─── DATA SECTION

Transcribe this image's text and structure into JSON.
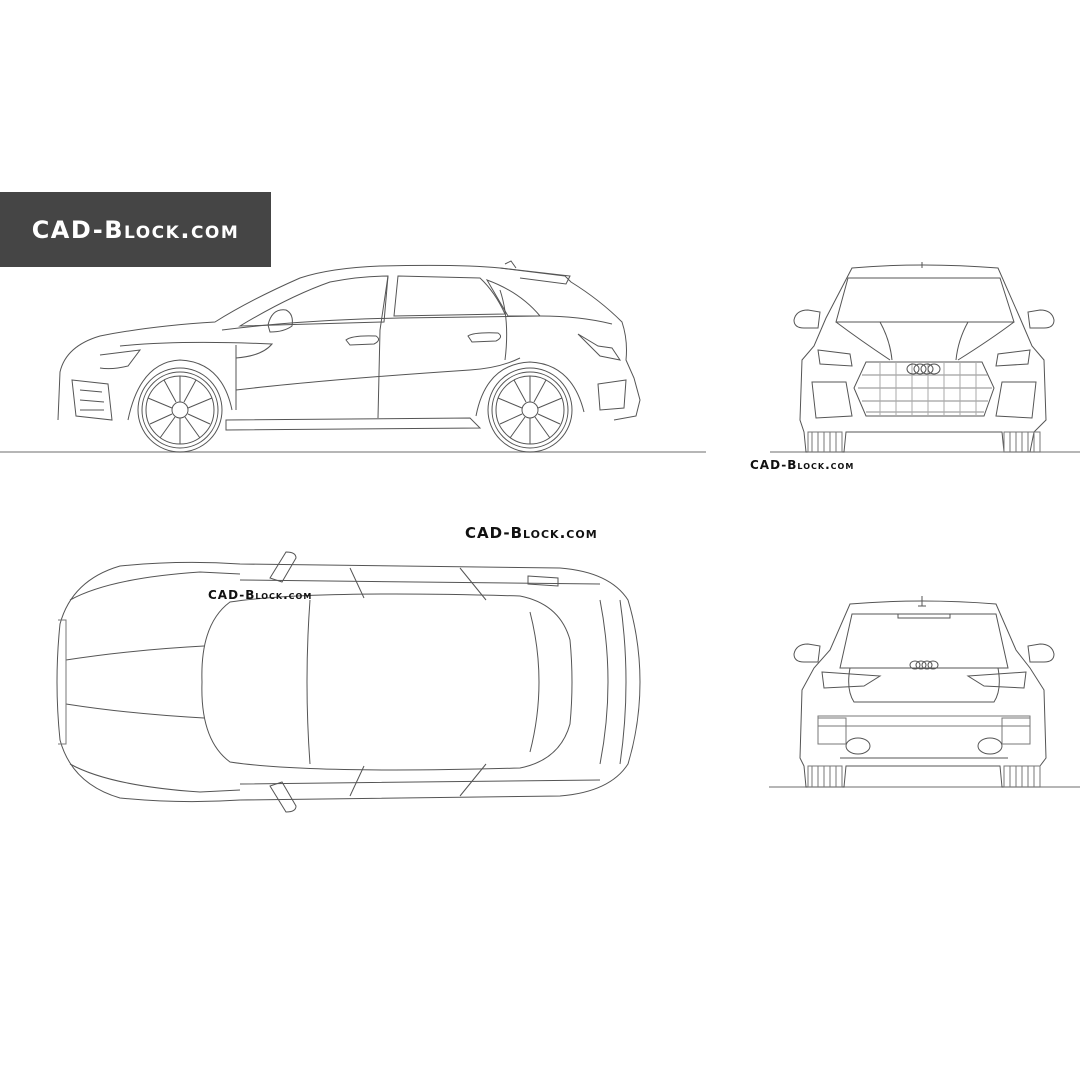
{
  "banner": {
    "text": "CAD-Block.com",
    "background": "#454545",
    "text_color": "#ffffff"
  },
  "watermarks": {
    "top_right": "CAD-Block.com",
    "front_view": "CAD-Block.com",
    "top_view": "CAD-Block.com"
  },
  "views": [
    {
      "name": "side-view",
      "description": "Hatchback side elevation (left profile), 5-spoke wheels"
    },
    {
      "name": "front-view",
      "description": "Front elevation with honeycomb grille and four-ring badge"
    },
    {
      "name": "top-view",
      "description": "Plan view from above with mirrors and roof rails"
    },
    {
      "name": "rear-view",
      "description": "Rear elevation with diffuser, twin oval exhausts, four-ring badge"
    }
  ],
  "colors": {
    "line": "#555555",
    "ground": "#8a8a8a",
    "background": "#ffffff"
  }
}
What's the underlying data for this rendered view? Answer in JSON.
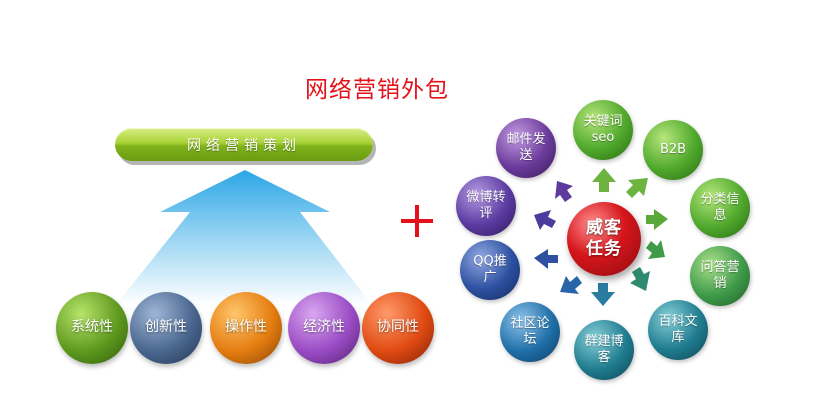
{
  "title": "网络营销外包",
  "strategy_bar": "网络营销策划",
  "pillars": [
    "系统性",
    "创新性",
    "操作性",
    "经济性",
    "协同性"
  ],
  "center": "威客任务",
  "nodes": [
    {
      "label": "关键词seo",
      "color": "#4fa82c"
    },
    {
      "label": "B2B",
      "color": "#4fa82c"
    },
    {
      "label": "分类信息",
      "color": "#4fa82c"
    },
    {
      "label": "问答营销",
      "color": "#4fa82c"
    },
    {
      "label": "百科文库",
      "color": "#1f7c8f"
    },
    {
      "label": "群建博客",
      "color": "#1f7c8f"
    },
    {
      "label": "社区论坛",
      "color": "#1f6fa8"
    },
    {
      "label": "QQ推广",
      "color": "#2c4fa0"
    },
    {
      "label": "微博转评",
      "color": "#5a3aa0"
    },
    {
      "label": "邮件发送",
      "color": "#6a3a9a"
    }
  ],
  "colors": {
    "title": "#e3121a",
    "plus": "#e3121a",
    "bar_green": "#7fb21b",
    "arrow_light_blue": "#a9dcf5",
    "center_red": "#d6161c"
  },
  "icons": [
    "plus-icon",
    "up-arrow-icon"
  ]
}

──────

● WHAT NEEDS TO BE DONE
From the entries, copy out each line containing the word "side".

● TASK RESULT
      "name": "side-view",
      "description": "Hatchback side elevation (left profile), 5-spoke wheels"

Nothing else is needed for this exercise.